-- Data lines start --
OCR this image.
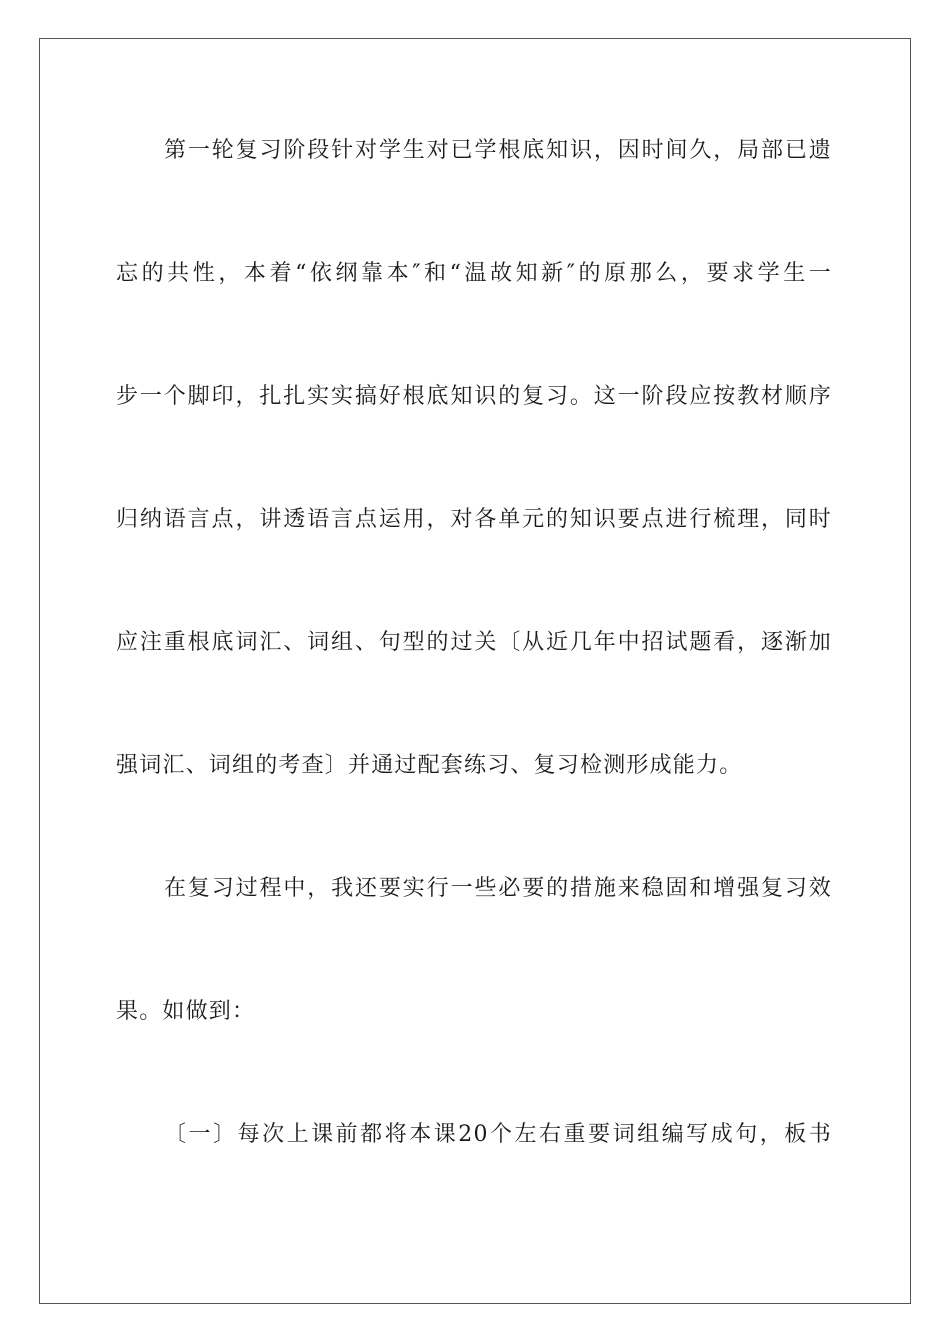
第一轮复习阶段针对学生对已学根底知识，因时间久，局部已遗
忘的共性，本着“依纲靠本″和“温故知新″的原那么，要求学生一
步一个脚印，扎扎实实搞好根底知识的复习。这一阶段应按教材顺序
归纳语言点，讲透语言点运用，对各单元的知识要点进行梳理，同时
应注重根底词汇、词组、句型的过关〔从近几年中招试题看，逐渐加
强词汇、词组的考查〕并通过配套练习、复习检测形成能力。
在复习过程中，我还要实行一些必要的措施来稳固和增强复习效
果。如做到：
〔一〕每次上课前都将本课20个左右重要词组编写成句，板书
-- Data lines end --
**Exercise directions**. Set every line down exactly as written, leaving each picture out.

**Response to the task**.
OCR this image.
第一轮复习阶段针对学生对已学根底知识，因时间久，局部已遗
忘的共性，本着“依纲靠本″和“温故知新″的原那么，要求学生一
步一个脚印，扎扎实实搞好根底知识的复习。这一阶段应按教材顺序
归纳语言点，讲透语言点运用，对各单元的知识要点进行梳理，同时
应注重根底词汇、词组、句型的过关〔从近几年中招试题看，逐渐加
强词汇、词组的考查〕并通过配套练习、复习检测形成能力。
在复习过程中，我还要实行一些必要的措施来稳固和增强复习效
果。如做到：
〔一〕每次上课前都将本课20个左右重要词组编写成句，板书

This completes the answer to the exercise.